What is expected
Set out every line bearing the string "title".

↓↓↓

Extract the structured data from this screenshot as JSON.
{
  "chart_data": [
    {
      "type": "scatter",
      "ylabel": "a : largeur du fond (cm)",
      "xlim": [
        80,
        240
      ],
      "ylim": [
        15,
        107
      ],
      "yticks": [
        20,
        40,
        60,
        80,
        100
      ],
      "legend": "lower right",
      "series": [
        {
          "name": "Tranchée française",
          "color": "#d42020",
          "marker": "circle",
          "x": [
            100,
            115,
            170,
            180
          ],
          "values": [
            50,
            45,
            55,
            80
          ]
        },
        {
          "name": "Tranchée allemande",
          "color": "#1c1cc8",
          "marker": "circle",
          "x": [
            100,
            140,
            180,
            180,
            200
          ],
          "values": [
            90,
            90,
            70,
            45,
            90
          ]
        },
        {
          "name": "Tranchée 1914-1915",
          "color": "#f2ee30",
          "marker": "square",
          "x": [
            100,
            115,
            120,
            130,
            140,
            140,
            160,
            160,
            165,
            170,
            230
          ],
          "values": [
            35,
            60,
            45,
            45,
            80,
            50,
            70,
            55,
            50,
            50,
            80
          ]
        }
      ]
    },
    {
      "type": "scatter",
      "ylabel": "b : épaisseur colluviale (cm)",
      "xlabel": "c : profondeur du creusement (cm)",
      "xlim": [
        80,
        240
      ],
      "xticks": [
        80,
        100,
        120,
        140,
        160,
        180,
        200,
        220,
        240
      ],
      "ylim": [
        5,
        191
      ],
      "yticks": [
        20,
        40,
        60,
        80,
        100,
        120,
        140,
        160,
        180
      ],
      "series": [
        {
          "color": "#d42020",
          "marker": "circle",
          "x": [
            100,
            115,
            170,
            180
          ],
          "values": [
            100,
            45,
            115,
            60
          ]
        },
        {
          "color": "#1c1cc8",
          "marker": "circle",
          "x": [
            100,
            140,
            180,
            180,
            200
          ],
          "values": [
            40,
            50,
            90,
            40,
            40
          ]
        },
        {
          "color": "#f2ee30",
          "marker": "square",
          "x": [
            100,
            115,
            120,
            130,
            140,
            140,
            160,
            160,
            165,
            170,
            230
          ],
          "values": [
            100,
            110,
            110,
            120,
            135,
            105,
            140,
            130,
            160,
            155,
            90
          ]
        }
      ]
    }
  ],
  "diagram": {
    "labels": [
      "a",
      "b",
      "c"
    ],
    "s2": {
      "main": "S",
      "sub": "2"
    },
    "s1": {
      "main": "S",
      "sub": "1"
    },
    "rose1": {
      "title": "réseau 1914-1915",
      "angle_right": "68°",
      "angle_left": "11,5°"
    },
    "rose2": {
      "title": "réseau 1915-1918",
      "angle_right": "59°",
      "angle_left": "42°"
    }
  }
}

↑↑↑

The reply
      "title": "réseau 1914-1915",
      "title": "réseau 1915-1918",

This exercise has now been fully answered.